The whole listing is to be repeated exactly. Add nothing.

Available data
Start of Block

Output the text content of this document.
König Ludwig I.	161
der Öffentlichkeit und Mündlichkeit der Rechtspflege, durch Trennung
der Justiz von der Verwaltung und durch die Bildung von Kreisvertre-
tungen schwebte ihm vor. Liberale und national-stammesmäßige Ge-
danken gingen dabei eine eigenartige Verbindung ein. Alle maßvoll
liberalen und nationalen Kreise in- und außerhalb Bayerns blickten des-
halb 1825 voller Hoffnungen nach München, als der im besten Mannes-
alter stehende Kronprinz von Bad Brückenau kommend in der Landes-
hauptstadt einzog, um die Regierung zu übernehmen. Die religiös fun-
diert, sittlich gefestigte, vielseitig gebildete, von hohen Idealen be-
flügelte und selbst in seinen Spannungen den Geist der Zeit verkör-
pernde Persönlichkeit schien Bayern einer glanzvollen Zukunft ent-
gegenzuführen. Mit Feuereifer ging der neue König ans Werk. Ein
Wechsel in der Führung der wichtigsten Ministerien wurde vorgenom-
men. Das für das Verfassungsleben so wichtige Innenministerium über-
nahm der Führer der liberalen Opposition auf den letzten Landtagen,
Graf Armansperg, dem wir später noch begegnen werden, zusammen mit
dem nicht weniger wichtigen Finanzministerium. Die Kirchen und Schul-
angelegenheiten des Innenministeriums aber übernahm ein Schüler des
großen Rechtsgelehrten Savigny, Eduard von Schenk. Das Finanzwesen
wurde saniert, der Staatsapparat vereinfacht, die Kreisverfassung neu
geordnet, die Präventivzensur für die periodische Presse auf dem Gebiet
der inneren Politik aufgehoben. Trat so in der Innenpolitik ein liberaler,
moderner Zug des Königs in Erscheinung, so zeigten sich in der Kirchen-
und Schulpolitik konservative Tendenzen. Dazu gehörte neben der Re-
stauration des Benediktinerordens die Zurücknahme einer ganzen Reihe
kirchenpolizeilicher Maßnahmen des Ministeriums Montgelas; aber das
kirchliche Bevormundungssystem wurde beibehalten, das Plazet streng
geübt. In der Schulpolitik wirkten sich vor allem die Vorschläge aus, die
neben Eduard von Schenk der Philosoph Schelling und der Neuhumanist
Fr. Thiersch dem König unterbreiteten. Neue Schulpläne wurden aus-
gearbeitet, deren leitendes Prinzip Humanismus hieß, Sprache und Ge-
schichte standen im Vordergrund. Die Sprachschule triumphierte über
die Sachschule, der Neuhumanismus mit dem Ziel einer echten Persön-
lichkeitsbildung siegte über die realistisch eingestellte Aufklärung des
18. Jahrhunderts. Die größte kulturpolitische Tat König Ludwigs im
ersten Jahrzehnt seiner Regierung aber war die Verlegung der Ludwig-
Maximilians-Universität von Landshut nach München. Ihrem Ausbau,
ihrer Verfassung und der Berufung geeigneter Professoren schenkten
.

End of Block

Answer to this problem
Output the text content of this document.
König Ludwig I.	161
der Öffentlichkeit und Mündlichkeit der Rechtspflege, durch Trennung
der Justiz von der Verwaltung und durch die Bildung von Kreisvertre-
tungen schwebte ihm vor. Liberale und national-stammesmäßige Ge-
danken gingen dabei eine eigenartige Verbindung ein. Alle maßvoll
liberalen und nationalen Kreise in- und außerhalb Bayerns blickten des-
halb 1825 voller Hoffnungen nach München, als der im besten Mannes-
alter stehende Kronprinz von Bad Brückenau kommend in der Landes-
hauptstadt einzog, um die Regierung zu übernehmen. Die religiös fun-
diert, sittlich gefestigte, vielseitig gebildete, von hohen Idealen be-
flügelte und selbst in seinen Spannungen den Geist der Zeit verkör-
pernde Persönlichkeit schien Bayern einer glanzvollen Zukunft ent-
gegenzuführen. Mit Feuereifer ging der neue König ans Werk. Ein
Wechsel in der Führung der wichtigsten Ministerien wurde vorgenom-
men. Das für das Verfassungsleben so wichtige Innenministerium über-
nahm der Führer der liberalen Opposition auf den letzten Landtagen,
Graf Armansperg, dem wir später noch begegnen werden, zusammen mit
dem nicht weniger wichtigen Finanzministerium. Die Kirchen und Schul-
angelegenheiten des Innenministeriums aber übernahm ein Schüler des
großen Rechtsgelehrten Savigny, Eduard von Schenk. Das Finanzwesen
wurde saniert, der Staatsapparat vereinfacht, die Kreisverfassung neu
geordnet, die Präventivzensur für die periodische Presse auf dem Gebiet
der inneren Politik aufgehoben. Trat so in der Innenpolitik ein liberaler,
moderner Zug des Königs in Erscheinung, so zeigten sich in der Kirchen-
und Schulpolitik konservative Tendenzen. Dazu gehörte neben der Re-
stauration des Benediktinerordens die Zurücknahme einer ganzen Reihe
kirchenpolizeilicher Maßnahmen des Ministeriums Montgelas; aber das
kirchliche Bevormundungssystem wurde beibehalten, das Plazet streng
geübt. In der Schulpolitik wirkten sich vor allem die Vorschläge aus, die
neben Eduard von Schenk der Philosoph Schelling und der Neuhumanist
Fr. Thiersch dem König unterbreiteten. Neue Schulpläne wurden aus-
gearbeitet, deren leitendes Prinzip Humanismus hieß, Sprache und Ge-
schichte standen im Vordergrund. Die Sprachschule triumphierte über
die Sachschule, der Neuhumanismus mit dem Ziel einer echten Persön-
lichkeitsbildung siegte über die realistisch eingestellte Aufklärung des
18. Jahrhunderts. Die größte kulturpolitische Tat König Ludwigs im
ersten Jahrzehnt seiner Regierung aber war die Verlegung der Ludwig-
Maximilians-Universität von Landshut nach München. Ihrem Ausbau,
ihrer Verfassung und der Berufung geeigneter Professoren schenkten
.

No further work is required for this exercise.